_WORK TO DO_. Say how many lines include the word "Hoskin", using only a number.

_EXERCISE MATERIALS_.
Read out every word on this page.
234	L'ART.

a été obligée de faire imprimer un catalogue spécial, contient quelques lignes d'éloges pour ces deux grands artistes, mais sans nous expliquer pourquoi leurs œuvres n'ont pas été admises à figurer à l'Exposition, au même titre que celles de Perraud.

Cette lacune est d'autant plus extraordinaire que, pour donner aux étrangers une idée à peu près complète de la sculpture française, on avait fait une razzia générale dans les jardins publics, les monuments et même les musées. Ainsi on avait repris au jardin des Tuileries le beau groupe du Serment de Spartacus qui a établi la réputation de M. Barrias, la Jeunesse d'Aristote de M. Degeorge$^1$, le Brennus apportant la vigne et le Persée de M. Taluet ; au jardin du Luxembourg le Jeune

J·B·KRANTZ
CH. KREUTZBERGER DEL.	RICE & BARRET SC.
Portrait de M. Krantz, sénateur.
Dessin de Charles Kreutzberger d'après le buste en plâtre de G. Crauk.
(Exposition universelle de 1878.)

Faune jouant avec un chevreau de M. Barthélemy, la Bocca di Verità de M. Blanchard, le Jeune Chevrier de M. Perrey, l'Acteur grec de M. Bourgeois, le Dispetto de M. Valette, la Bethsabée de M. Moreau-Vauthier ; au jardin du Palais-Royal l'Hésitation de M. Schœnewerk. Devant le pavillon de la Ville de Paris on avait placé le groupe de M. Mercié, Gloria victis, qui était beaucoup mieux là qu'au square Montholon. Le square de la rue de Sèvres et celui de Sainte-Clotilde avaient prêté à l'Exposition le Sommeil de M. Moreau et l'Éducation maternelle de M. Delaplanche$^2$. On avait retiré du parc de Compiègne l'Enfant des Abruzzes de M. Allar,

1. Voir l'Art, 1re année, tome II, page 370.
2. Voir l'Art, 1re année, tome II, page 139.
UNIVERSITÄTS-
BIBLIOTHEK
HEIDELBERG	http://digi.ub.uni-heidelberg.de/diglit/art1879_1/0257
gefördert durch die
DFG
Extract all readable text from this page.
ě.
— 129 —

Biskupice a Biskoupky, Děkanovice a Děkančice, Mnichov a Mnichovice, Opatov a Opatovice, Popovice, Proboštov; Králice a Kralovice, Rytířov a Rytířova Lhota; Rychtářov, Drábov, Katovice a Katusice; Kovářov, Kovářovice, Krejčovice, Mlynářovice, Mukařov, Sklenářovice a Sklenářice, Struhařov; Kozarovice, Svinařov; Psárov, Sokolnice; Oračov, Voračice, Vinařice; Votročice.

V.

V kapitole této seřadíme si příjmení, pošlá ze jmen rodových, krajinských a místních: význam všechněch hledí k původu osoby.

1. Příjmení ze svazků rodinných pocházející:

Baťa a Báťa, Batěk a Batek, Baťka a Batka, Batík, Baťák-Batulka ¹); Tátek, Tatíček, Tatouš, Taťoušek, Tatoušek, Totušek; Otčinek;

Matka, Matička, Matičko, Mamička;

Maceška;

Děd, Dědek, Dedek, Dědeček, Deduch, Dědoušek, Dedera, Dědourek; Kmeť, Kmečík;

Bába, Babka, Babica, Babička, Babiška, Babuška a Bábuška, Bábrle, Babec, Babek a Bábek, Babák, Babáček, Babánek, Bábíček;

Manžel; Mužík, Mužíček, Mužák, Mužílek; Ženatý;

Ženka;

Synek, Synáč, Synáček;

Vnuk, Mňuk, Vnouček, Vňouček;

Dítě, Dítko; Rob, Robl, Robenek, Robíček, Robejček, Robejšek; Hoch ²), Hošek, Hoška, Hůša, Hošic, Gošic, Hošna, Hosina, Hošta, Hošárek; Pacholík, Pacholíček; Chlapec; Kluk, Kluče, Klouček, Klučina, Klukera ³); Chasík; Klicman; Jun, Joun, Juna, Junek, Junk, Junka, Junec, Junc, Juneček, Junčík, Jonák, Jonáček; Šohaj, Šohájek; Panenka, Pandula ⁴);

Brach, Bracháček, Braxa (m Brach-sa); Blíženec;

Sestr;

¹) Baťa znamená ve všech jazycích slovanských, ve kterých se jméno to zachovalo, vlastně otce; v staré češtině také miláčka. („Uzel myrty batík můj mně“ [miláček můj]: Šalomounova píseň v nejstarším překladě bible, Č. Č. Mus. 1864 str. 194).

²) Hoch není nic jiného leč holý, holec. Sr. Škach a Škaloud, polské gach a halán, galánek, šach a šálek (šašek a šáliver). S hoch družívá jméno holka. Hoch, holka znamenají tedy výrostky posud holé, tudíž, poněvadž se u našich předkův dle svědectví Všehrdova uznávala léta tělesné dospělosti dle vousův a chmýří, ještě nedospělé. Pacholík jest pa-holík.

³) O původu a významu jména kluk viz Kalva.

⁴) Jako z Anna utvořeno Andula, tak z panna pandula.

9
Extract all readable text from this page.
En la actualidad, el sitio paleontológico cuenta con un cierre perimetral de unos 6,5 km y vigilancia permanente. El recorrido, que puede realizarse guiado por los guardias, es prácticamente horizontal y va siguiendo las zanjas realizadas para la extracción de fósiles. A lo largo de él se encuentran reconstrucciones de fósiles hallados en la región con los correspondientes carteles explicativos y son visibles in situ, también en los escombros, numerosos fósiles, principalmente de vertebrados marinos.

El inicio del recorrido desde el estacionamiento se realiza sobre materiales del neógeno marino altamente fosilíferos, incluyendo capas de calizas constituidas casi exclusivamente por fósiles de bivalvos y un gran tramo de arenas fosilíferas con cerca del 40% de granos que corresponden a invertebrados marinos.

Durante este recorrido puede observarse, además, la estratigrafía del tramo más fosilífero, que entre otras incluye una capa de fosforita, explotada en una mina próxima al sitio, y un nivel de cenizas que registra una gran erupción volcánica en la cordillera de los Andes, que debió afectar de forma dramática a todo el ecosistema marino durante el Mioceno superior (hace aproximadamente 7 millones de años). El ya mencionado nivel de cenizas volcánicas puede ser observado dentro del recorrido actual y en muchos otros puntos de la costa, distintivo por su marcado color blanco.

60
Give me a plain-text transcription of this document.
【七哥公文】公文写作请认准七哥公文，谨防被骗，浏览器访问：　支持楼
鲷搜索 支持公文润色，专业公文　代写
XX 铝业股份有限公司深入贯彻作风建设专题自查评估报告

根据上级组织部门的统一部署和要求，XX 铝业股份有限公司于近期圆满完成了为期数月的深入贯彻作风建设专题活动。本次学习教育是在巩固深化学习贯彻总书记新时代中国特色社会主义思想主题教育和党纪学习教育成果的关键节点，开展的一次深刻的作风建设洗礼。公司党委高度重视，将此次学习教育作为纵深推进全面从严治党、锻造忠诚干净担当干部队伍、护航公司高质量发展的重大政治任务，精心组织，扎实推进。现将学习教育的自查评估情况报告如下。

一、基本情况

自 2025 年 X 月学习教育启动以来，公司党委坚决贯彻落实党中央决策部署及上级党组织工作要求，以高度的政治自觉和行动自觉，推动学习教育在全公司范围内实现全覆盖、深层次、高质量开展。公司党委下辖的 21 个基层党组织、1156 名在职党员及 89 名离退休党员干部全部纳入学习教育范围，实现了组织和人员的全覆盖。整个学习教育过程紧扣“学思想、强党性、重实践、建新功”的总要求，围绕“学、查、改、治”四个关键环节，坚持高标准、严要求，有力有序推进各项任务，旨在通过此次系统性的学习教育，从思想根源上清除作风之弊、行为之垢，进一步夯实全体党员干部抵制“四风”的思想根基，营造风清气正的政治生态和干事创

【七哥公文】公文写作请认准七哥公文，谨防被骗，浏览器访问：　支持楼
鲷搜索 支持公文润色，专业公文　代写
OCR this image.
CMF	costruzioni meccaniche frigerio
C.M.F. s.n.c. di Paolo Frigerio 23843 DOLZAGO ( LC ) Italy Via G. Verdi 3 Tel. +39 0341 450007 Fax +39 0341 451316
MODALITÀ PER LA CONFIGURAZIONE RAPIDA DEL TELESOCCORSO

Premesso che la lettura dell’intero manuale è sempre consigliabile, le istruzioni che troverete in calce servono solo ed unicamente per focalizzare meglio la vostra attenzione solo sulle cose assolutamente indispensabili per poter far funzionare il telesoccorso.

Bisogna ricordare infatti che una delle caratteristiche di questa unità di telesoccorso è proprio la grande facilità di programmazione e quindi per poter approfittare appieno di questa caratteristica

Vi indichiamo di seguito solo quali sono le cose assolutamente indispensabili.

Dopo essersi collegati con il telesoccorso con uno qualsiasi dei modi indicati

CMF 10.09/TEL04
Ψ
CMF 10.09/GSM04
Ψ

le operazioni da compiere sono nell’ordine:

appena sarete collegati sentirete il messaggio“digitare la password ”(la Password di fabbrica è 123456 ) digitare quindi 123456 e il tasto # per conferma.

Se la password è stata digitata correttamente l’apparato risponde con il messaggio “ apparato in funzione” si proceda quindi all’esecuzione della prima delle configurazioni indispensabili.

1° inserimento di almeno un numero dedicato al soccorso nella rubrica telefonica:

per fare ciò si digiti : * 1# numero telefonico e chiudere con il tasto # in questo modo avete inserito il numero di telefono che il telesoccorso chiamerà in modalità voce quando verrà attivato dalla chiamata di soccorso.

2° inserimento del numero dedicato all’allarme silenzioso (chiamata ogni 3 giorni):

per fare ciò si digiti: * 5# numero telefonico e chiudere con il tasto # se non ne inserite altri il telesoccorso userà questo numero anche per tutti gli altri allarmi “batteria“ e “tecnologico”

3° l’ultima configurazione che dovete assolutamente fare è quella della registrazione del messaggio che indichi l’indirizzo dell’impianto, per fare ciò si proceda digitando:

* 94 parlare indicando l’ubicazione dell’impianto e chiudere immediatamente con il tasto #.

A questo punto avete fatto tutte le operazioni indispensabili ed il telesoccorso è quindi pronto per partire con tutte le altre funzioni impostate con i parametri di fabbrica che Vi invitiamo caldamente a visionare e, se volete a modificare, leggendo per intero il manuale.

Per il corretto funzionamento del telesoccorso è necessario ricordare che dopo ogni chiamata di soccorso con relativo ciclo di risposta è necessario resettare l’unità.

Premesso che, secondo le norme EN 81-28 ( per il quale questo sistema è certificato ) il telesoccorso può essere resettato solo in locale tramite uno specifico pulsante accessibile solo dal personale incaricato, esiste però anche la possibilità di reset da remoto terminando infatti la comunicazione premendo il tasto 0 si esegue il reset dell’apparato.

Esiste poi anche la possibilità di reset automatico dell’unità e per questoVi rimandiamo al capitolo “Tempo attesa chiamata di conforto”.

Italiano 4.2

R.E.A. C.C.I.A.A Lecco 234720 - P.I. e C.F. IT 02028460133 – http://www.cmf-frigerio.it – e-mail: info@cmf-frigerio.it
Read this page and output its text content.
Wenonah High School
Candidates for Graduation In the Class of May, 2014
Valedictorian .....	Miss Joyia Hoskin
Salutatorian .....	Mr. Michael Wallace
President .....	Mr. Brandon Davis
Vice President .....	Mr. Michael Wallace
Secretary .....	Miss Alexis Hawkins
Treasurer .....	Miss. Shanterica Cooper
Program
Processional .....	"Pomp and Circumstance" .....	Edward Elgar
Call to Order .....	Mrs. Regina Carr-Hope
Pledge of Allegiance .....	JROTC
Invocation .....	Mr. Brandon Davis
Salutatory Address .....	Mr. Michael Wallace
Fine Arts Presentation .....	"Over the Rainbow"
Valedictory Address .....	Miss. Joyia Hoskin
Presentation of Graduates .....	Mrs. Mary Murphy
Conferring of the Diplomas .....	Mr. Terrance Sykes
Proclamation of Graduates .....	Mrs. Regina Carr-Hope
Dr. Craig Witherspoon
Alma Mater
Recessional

_CORRECT ANSWER_. 2